Each line that holds the word "JSON" should be returned.

RECORDS FOR THE EXERCISE >>
>> begin

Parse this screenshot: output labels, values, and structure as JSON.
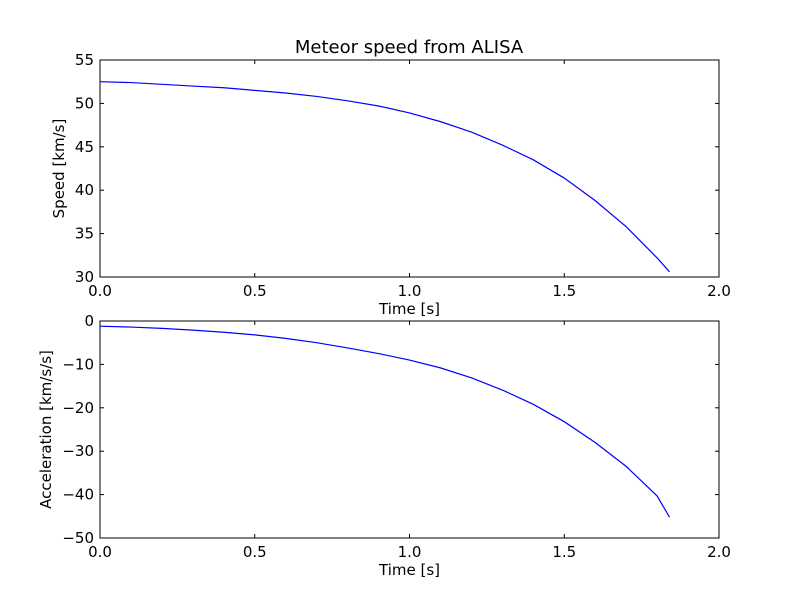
{
  "figure": {
    "title": "Meteor speed from  ALISA"
  },
  "chart_data": [
    {
      "type": "line",
      "title": "Meteor speed from  ALISA",
      "xlabel": "Time [s]",
      "ylabel": "Speed [km/s]",
      "xlim": [
        0.0,
        2.0
      ],
      "ylim": [
        30,
        55
      ],
      "xticks": [
        0.0,
        0.5,
        1.0,
        1.5,
        2.0
      ],
      "xtick_labels": [
        "0.0",
        "0.5",
        "1.0",
        "1.5",
        "2.0"
      ],
      "yticks": [
        30,
        35,
        40,
        45,
        50,
        55
      ],
      "ytick_labels": [
        "30",
        "35",
        "40",
        "45",
        "50",
        "55"
      ],
      "grid": false,
      "series": [
        {
          "color": "#0000ff",
          "x": [
            0.0,
            0.1,
            0.2,
            0.3,
            0.4,
            0.5,
            0.6,
            0.7,
            0.8,
            0.9,
            1.0,
            1.1,
            1.2,
            1.3,
            1.4,
            1.5,
            1.6,
            1.7,
            1.8,
            1.84
          ],
          "y": [
            52.5,
            52.4,
            52.2,
            52.0,
            51.8,
            51.5,
            51.2,
            50.8,
            50.3,
            49.7,
            48.9,
            47.9,
            46.7,
            45.2,
            43.5,
            41.4,
            38.8,
            35.8,
            32.2,
            30.6
          ]
        }
      ]
    },
    {
      "type": "line",
      "xlabel": "Time [s]",
      "ylabel": "Acceleration [km/s/s]",
      "xlim": [
        0.0,
        2.0
      ],
      "ylim": [
        -50,
        0
      ],
      "xticks": [
        0.0,
        0.5,
        1.0,
        1.5,
        2.0
      ],
      "xtick_labels": [
        "0.0",
        "0.5",
        "1.0",
        "1.5",
        "2.0"
      ],
      "yticks": [
        -50,
        -40,
        -30,
        -20,
        -10,
        0
      ],
      "ytick_labels": [
        "−50",
        "−40",
        "−30",
        "−20",
        "−10",
        "0"
      ],
      "grid": false,
      "series": [
        {
          "color": "#0000ff",
          "x": [
            0.0,
            0.1,
            0.2,
            0.3,
            0.4,
            0.5,
            0.6,
            0.7,
            0.8,
            0.9,
            1.0,
            1.1,
            1.2,
            1.3,
            1.4,
            1.5,
            1.6,
            1.7,
            1.8,
            1.84
          ],
          "y": [
            -1.2,
            -1.4,
            -1.7,
            -2.1,
            -2.6,
            -3.2,
            -4.0,
            -5.0,
            -6.2,
            -7.5,
            -9.0,
            -10.8,
            -13.1,
            -15.9,
            -19.2,
            -23.2,
            -28.0,
            -33.5,
            -40.3,
            -45.2
          ]
        }
      ]
    }
  ]
}
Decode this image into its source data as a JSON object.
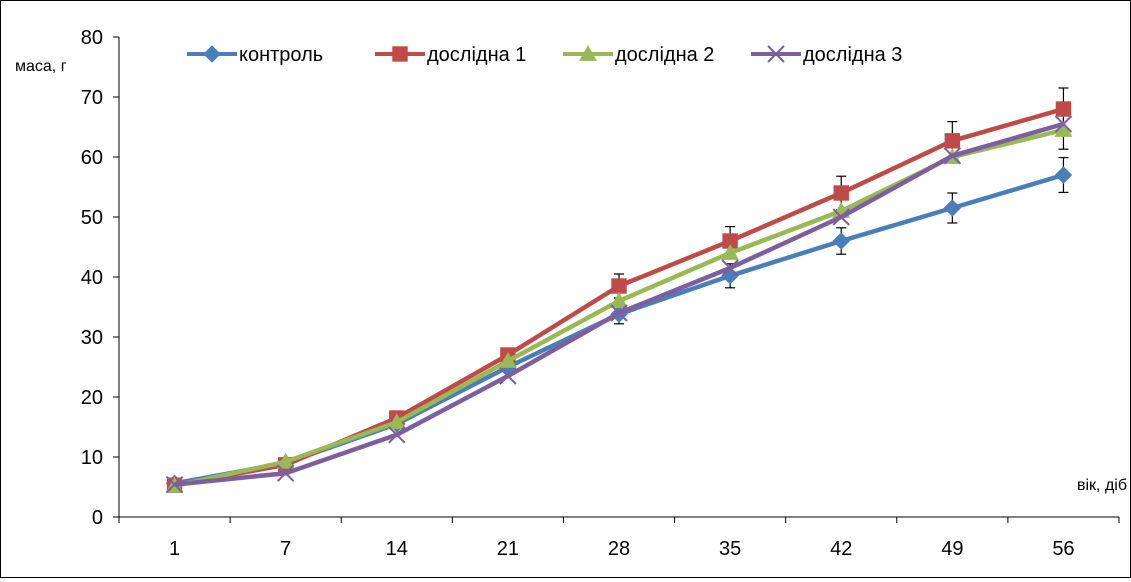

>> end

TASK RESULT >>
Parse this screenshot: output labels, values, and structure as JSON.
Decode this image into its source data as a JSON object.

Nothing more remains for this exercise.